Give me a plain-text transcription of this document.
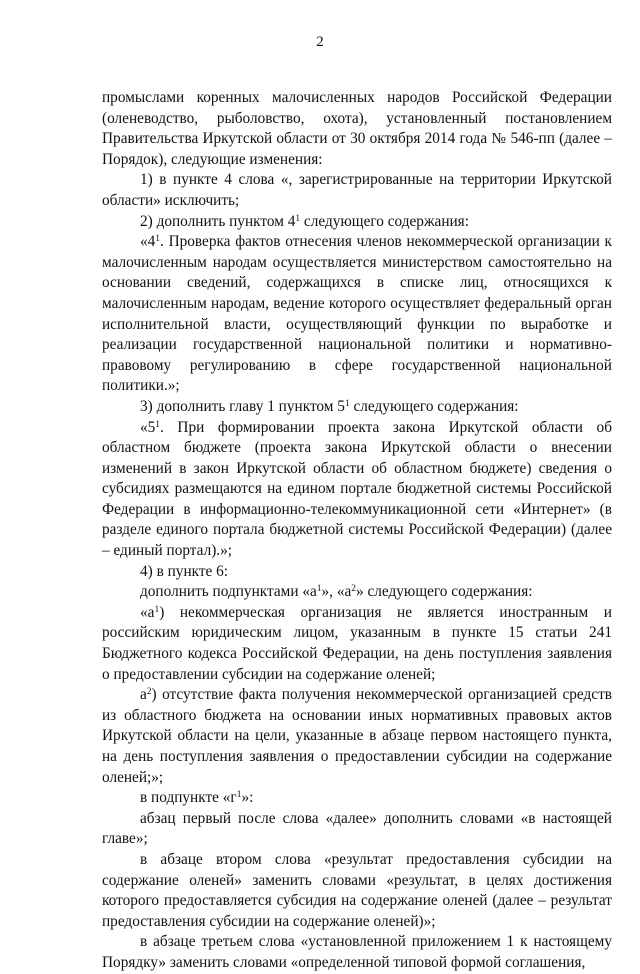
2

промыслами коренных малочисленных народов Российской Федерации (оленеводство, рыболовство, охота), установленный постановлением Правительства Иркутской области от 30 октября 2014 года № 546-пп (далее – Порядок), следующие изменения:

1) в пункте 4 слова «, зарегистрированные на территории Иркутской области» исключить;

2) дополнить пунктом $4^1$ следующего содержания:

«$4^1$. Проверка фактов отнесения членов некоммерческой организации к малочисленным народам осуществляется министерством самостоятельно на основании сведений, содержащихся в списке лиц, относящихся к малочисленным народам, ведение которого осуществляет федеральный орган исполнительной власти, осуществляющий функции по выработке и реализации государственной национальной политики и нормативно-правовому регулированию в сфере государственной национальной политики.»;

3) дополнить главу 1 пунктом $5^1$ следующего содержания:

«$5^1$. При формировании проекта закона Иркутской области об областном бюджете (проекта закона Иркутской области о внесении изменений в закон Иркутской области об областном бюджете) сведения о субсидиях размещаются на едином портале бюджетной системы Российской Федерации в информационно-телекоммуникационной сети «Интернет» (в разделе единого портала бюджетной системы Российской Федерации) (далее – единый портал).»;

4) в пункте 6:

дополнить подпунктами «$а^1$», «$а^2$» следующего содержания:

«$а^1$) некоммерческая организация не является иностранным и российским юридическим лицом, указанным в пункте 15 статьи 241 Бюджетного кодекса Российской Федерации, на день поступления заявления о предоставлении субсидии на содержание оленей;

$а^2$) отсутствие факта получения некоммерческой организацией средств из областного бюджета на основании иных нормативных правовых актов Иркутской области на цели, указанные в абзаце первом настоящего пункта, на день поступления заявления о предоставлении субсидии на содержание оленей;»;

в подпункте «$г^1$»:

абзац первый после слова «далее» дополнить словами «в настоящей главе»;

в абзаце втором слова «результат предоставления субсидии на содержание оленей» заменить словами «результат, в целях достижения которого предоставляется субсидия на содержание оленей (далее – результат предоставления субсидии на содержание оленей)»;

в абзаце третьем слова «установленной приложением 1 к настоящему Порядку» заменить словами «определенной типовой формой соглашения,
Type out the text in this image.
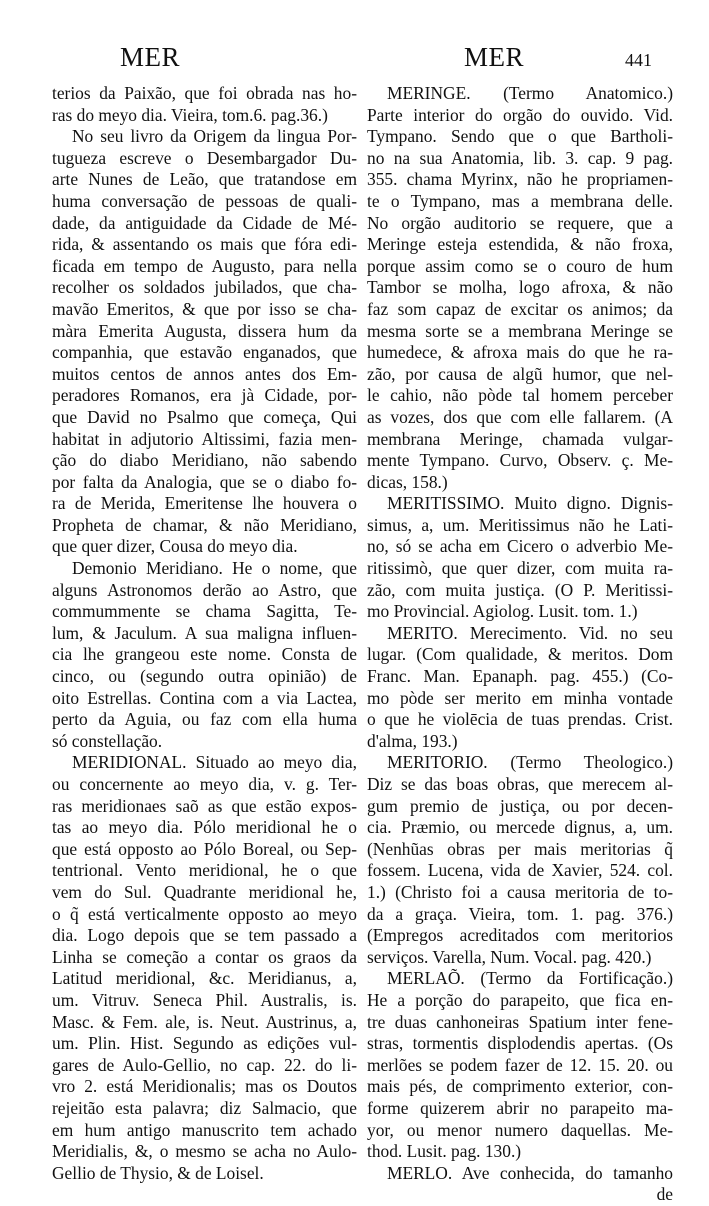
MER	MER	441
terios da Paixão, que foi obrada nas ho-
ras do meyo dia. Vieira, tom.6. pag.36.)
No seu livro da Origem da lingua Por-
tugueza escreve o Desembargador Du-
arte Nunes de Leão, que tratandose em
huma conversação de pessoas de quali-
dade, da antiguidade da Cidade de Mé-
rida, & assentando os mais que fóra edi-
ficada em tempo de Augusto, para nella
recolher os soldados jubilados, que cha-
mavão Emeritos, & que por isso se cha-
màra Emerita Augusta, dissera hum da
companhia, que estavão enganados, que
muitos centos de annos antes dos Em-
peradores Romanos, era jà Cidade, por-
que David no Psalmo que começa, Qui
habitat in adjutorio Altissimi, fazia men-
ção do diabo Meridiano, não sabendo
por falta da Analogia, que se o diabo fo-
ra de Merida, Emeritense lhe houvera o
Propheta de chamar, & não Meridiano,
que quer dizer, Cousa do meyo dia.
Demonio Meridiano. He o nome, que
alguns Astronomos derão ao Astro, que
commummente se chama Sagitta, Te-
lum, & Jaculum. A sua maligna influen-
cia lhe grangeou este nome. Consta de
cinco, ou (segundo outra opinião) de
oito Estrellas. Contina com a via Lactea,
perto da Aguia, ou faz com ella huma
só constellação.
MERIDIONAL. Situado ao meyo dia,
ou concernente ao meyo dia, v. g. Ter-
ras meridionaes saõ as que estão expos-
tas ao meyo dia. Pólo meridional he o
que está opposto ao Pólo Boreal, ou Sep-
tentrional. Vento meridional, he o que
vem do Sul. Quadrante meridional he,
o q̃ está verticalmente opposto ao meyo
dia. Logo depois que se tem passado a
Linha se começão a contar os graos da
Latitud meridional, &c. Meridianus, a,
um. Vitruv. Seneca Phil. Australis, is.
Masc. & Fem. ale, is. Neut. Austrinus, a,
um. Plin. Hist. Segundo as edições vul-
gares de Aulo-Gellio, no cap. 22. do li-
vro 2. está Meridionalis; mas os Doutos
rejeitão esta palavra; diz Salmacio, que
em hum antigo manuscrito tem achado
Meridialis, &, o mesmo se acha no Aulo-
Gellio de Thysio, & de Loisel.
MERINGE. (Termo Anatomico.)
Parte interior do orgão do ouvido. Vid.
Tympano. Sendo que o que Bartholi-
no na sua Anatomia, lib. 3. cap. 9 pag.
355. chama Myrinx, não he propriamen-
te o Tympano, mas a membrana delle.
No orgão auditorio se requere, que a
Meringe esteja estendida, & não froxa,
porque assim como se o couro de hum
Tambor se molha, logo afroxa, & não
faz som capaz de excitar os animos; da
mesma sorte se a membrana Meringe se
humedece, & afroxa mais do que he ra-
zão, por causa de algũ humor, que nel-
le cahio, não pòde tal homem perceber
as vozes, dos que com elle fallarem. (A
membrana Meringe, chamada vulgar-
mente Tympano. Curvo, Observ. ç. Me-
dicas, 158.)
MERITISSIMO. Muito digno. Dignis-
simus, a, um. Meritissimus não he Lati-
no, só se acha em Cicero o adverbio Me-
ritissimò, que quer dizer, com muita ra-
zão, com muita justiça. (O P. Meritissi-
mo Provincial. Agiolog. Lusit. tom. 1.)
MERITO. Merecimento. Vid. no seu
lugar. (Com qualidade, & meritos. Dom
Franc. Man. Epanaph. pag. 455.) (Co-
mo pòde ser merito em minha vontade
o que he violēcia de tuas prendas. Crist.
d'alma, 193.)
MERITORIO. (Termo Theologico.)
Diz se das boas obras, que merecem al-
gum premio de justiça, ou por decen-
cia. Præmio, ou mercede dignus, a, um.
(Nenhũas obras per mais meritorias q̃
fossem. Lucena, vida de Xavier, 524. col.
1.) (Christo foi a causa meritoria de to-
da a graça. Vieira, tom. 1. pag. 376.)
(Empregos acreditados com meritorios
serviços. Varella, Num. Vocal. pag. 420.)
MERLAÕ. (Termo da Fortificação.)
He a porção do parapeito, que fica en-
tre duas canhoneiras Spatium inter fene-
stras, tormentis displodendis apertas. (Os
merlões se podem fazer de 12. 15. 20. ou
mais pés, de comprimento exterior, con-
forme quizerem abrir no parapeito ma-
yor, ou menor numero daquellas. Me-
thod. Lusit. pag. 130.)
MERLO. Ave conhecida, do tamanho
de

○ ○ ○ ○ ○

■ What you will do ■
Find each line holding the string "muita" and copy it out.

■ Answer below ■
ritissimò, que quer dizer, com muita ra-
zão, com muita justiça. (O P. Meritissi-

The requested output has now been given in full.